== Exercise aim ==
Restate the records below word for word, and omit the images they hold.

== Rows ==

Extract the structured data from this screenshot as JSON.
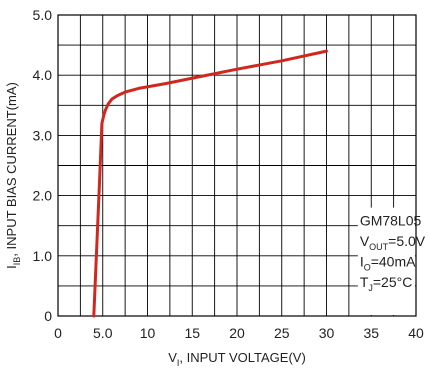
{
  "chart_data": {
    "type": "line",
    "title": "",
    "xlabel": {
      "main": "V",
      "sub": "I",
      "rest": ", INPUT VOLTAGE(V)"
    },
    "ylabel": {
      "main": "I",
      "sub": "IB",
      "rest": ", INPUT BIAS CURRENT(mA)"
    },
    "xlim": [
      0,
      40
    ],
    "ylim": [
      0,
      5
    ],
    "grid": true,
    "x_ticks": [
      {
        "value": 0,
        "label": "0"
      },
      {
        "value": 5,
        "label": "5.0"
      },
      {
        "value": 10,
        "label": "10"
      },
      {
        "value": 15,
        "label": "15"
      },
      {
        "value": 20,
        "label": "20"
      },
      {
        "value": 25,
        "label": "25"
      },
      {
        "value": 30,
        "label": "30"
      },
      {
        "value": 35,
        "label": "35"
      },
      {
        "value": 40,
        "label": "40"
      }
    ],
    "y_ticks": [
      {
        "value": 0,
        "label": "0"
      },
      {
        "value": 1,
        "label": "1.0"
      },
      {
        "value": 2,
        "label": "2.0"
      },
      {
        "value": 3,
        "label": "3.0"
      },
      {
        "value": 4,
        "label": "4.0"
      },
      {
        "value": 5,
        "label": "5.0"
      }
    ],
    "series": [
      {
        "color": "#d0281e",
        "x": [
          4.0,
          4.3,
          4.6,
          4.9,
          5.1,
          5.3,
          5.6,
          6.0,
          6.6,
          7.5,
          9.0,
          12.0,
          16.0,
          20.0,
          25.0,
          30.0
        ],
        "y": [
          0.0,
          1.05,
          2.1,
          3.2,
          3.32,
          3.42,
          3.52,
          3.6,
          3.66,
          3.72,
          3.78,
          3.86,
          3.98,
          4.1,
          4.24,
          4.4
        ]
      }
    ],
    "annotation": {
      "lines": [
        {
          "main": "GM78L05",
          "sub": "",
          "rest": ""
        },
        {
          "main": "V",
          "sub": "OUT",
          "rest": "=5.0V"
        },
        {
          "main": "I",
          "sub": "O",
          "rest": "=40mA"
        },
        {
          "main": "T",
          "sub": "J",
          "rest": "=25°C"
        }
      ]
    }
  }
}
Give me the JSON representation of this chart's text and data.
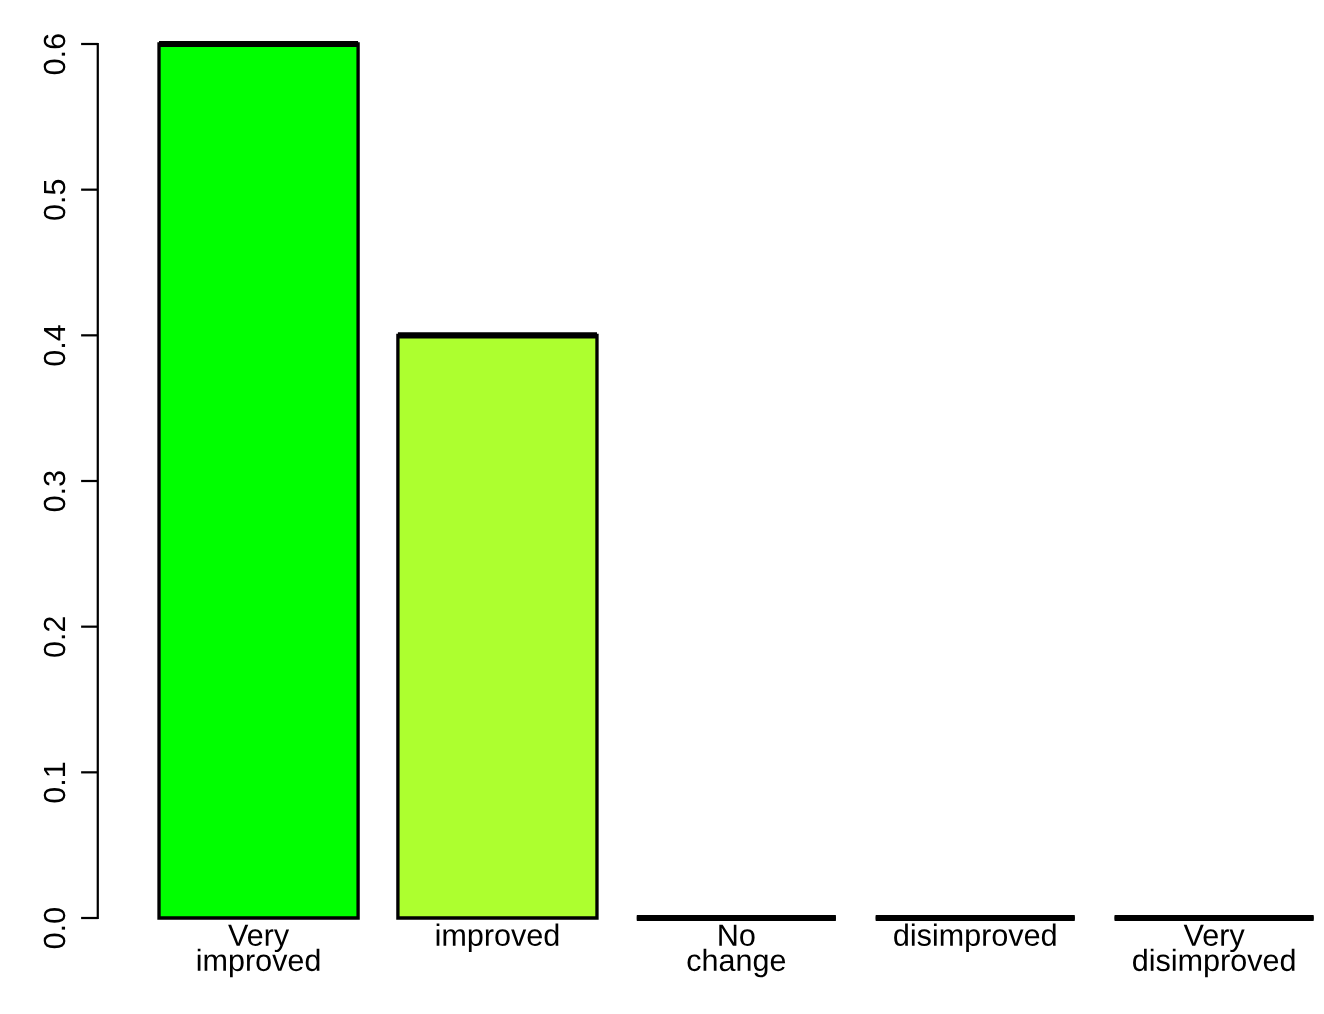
{
  "chart_data": {
    "type": "bar",
    "categories": [
      "Very\nimproved",
      "improved",
      "No\nchange",
      "disimproved",
      "Very\ndisimproved"
    ],
    "values": [
      0.6,
      0.4,
      0,
      0,
      0
    ],
    "colors": [
      "#00ff00",
      "#adff2f",
      "#000000",
      "#000000",
      "#000000"
    ],
    "ylim": [
      0,
      0.6
    ],
    "yticks": [
      {
        "value": 0,
        "label": "0.0"
      },
      0.1,
      0.2,
      0.3,
      0.4,
      0.5,
      0.6
    ],
    "grid": false
  }
}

== Final result ==
Extract the structured data from this screenshot as JSON.
{
  "chart_data": {
    "type": "line",
    "title": "",
    "xlabel": {
      "main": "V",
      "sub": "I",
      "rest": ", INPUT VOLTAGE(V)"
    },
    "ylabel": {
      "main": "I",
      "sub": "IB",
      "rest": ", INPUT BIAS CURRENT(mA)"
    },
    "xlim": [
      0,
      40
    ],
    "ylim": [
      0,
      5
    ],
    "grid": true,
    "x_ticks": [
      {
        "value": 0,
        "label": "0"
      },
      {
        "value": 5,
        "label": "5.0"
      },
      {
        "value": 10,
        "label": "10"
      },
      {
        "value": 15,
        "label": "15"
      },
      {
        "value": 20,
        "label": "20"
      },
      {
        "value": 25,
        "label": "25"
      },
      {
        "value": 30,
        "label": "30"
      },
      {
        "value": 35,
        "label": "35"
      },
      {
        "value": 40,
        "label": "40"
      }
    ],
    "y_ticks": [
      {
        "value": 0,
        "label": "0"
      },
      {
        "value": 1,
        "label": "1.0"
      },
      {
        "value": 2,
        "label": "2.0"
      },
      {
        "value": 3,
        "label": "3.0"
      },
      {
        "value": 4,
        "label": "4.0"
      },
      {
        "value": 5,
        "label": "5.0"
      }
    ],
    "series": [
      {
        "color": "#d0281e",
        "x": [
          4.0,
          4.3,
          4.6,
          4.9,
          5.1,
          5.3,
          5.6,
          6.0,
          6.6,
          7.5,
          9.0,
          12.0,
          16.0,
          20.0,
          25.0,
          30.0
        ],
        "y": [
          0.0,
          1.05,
          2.1,
          3.2,
          3.32,
          3.42,
          3.52,
          3.6,
          3.66,
          3.72,
          3.78,
          3.86,
          3.98,
          4.1,
          4.24,
          4.4
        ]
      }
    ],
    "annotation": {
      "lines": [
        {
          "main": "GM78L05",
          "sub": "",
          "rest": ""
        },
        {
          "main": "V",
          "sub": "OUT",
          "rest": "=5.0V"
        },
        {
          "main": "I",
          "sub": "O",
          "rest": "=40mA"
        },
        {
          "main": "T",
          "sub": "J",
          "rest": "=25°C"
        }
      ]
    }
  }
}
Give me the JSON representation of this chart's text and data.
{
  "chart_data": {
    "type": "bar",
    "categories": [
      "Very\nimproved",
      "improved",
      "No\nchange",
      "disimproved",
      "Very\ndisimproved"
    ],
    "values": [
      0.6,
      0.4,
      0,
      0,
      0
    ],
    "colors": [
      "#00ff00",
      "#adff2f",
      "#000000",
      "#000000",
      "#000000"
    ],
    "ylim": [
      0,
      0.6
    ],
    "yticks": [
      {
        "value": 0,
        "label": "0.0"
      },
      0.1,
      0.2,
      0.3,
      0.4,
      0.5,
      0.6
    ],
    "grid": false
  }
}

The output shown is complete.